* **Your objective**
Reproduce the listing word for word, leaving every picture behind.

* **Data lines**
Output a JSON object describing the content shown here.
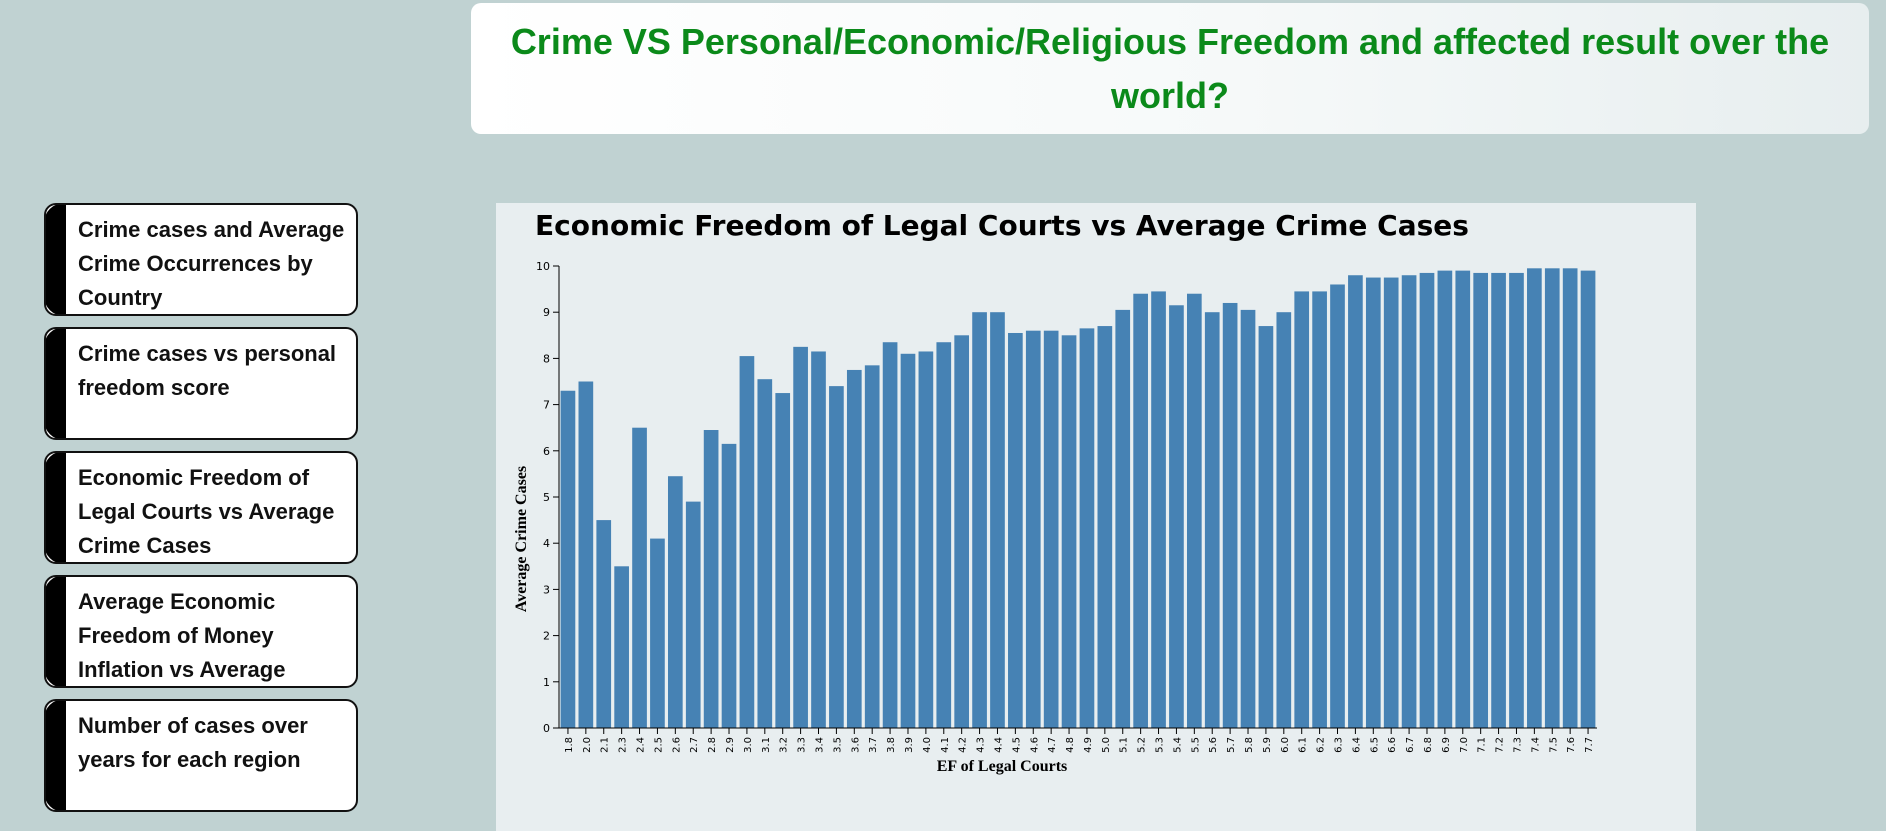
{
  "page": {
    "title": "Crime VS Personal/Economic/Religious Freedom and affected result over the world?"
  },
  "nav": {
    "items": [
      {
        "label": "Crime cases and Average Crime Occurrences by Country"
      },
      {
        "label": "Crime cases vs personal freedom score"
      },
      {
        "label": "Economic Freedom of Legal Courts vs Average Crime Cases"
      },
      {
        "label": "Average Economic Freedom of Money Inflation vs Average"
      },
      {
        "label": "Number of cases over years for each region"
      }
    ]
  },
  "colors": {
    "background": "#c0d2d2",
    "title": "#0b8a1a",
    "bar": "#4682b4",
    "chart_panel": "#e8eef0"
  },
  "chart_data": {
    "type": "bar",
    "title": "Economic Freedom of Legal Courts vs Average Crime Cases",
    "xlabel": "EF of Legal Courts",
    "ylabel": "Average Crime Cases",
    "ylim": [
      0,
      10
    ],
    "yticks": [
      0,
      1,
      2,
      3,
      4,
      5,
      6,
      7,
      8,
      9,
      10
    ],
    "grid": false,
    "categories": [
      "1.8",
      "2.0",
      "2.1",
      "2.3",
      "2.4",
      "2.5",
      "2.6",
      "2.7",
      "2.8",
      "2.9",
      "3.0",
      "3.1",
      "3.2",
      "3.3",
      "3.4",
      "3.5",
      "3.6",
      "3.7",
      "3.8",
      "3.9",
      "4.0",
      "4.1",
      "4.2",
      "4.3",
      "4.4",
      "4.5",
      "4.6",
      "4.7",
      "4.8",
      "4.9",
      "5.0",
      "5.1",
      "5.2",
      "5.3",
      "5.4",
      "5.5",
      "5.6",
      "5.7",
      "5.8",
      "5.9",
      "6.0",
      "6.1",
      "6.2",
      "6.3",
      "6.4",
      "6.5",
      "6.6",
      "6.7",
      "6.8",
      "6.9",
      "7.0",
      "7.1",
      "7.2",
      "7.3",
      "7.4",
      "7.5",
      "7.6",
      "7.7"
    ],
    "values": [
      7.3,
      7.5,
      4.5,
      3.5,
      6.5,
      4.1,
      5.45,
      4.9,
      6.45,
      6.15,
      8.05,
      7.55,
      7.25,
      8.25,
      8.15,
      7.4,
      7.75,
      7.85,
      8.35,
      8.1,
      8.15,
      8.35,
      8.5,
      9.0,
      9.0,
      8.55,
      8.6,
      8.6,
      8.5,
      8.65,
      8.7,
      9.05,
      9.4,
      9.45,
      9.15,
      9.4,
      9.0,
      9.2,
      9.05,
      8.7,
      9.0,
      9.45,
      9.45,
      9.6,
      9.8,
      9.75,
      9.75,
      9.8,
      9.85,
      9.9,
      9.9,
      9.85,
      9.85,
      9.85,
      9.95,
      9.95,
      9.95,
      9.9
    ]
  }
}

* **Complete response**
Output a JSON object describing the content shown here.
{
  "page": {
    "title": "Crime VS Personal/Economic/Religious Freedom and affected result over the world?"
  },
  "nav": {
    "items": [
      {
        "label": "Crime cases and Average Crime Occurrences by Country"
      },
      {
        "label": "Crime cases vs personal freedom score"
      },
      {
        "label": "Economic Freedom of Legal Courts vs Average Crime Cases"
      },
      {
        "label": "Average Economic Freedom of Money Inflation vs Average"
      },
      {
        "label": "Number of cases over years for each region"
      }
    ]
  },
  "colors": {
    "background": "#c0d2d2",
    "title": "#0b8a1a",
    "bar": "#4682b4",
    "chart_panel": "#e8eef0"
  },
  "chart_data": {
    "type": "bar",
    "title": "Economic Freedom of Legal Courts vs Average Crime Cases",
    "xlabel": "EF of Legal Courts",
    "ylabel": "Average Crime Cases",
    "ylim": [
      0,
      10
    ],
    "yticks": [
      0,
      1,
      2,
      3,
      4,
      5,
      6,
      7,
      8,
      9,
      10
    ],
    "grid": false,
    "categories": [
      "1.8",
      "2.0",
      "2.1",
      "2.3",
      "2.4",
      "2.5",
      "2.6",
      "2.7",
      "2.8",
      "2.9",
      "3.0",
      "3.1",
      "3.2",
      "3.3",
      "3.4",
      "3.5",
      "3.6",
      "3.7",
      "3.8",
      "3.9",
      "4.0",
      "4.1",
      "4.2",
      "4.3",
      "4.4",
      "4.5",
      "4.6",
      "4.7",
      "4.8",
      "4.9",
      "5.0",
      "5.1",
      "5.2",
      "5.3",
      "5.4",
      "5.5",
      "5.6",
      "5.7",
      "5.8",
      "5.9",
      "6.0",
      "6.1",
      "6.2",
      "6.3",
      "6.4",
      "6.5",
      "6.6",
      "6.7",
      "6.8",
      "6.9",
      "7.0",
      "7.1",
      "7.2",
      "7.3",
      "7.4",
      "7.5",
      "7.6",
      "7.7"
    ],
    "values": [
      7.3,
      7.5,
      4.5,
      3.5,
      6.5,
      4.1,
      5.45,
      4.9,
      6.45,
      6.15,
      8.05,
      7.55,
      7.25,
      8.25,
      8.15,
      7.4,
      7.75,
      7.85,
      8.35,
      8.1,
      8.15,
      8.35,
      8.5,
      9.0,
      9.0,
      8.55,
      8.6,
      8.6,
      8.5,
      8.65,
      8.7,
      9.05,
      9.4,
      9.45,
      9.15,
      9.4,
      9.0,
      9.2,
      9.05,
      8.7,
      9.0,
      9.45,
      9.45,
      9.6,
      9.8,
      9.75,
      9.75,
      9.8,
      9.85,
      9.9,
      9.9,
      9.85,
      9.85,
      9.85,
      9.95,
      9.95,
      9.95,
      9.9
    ]
  }
}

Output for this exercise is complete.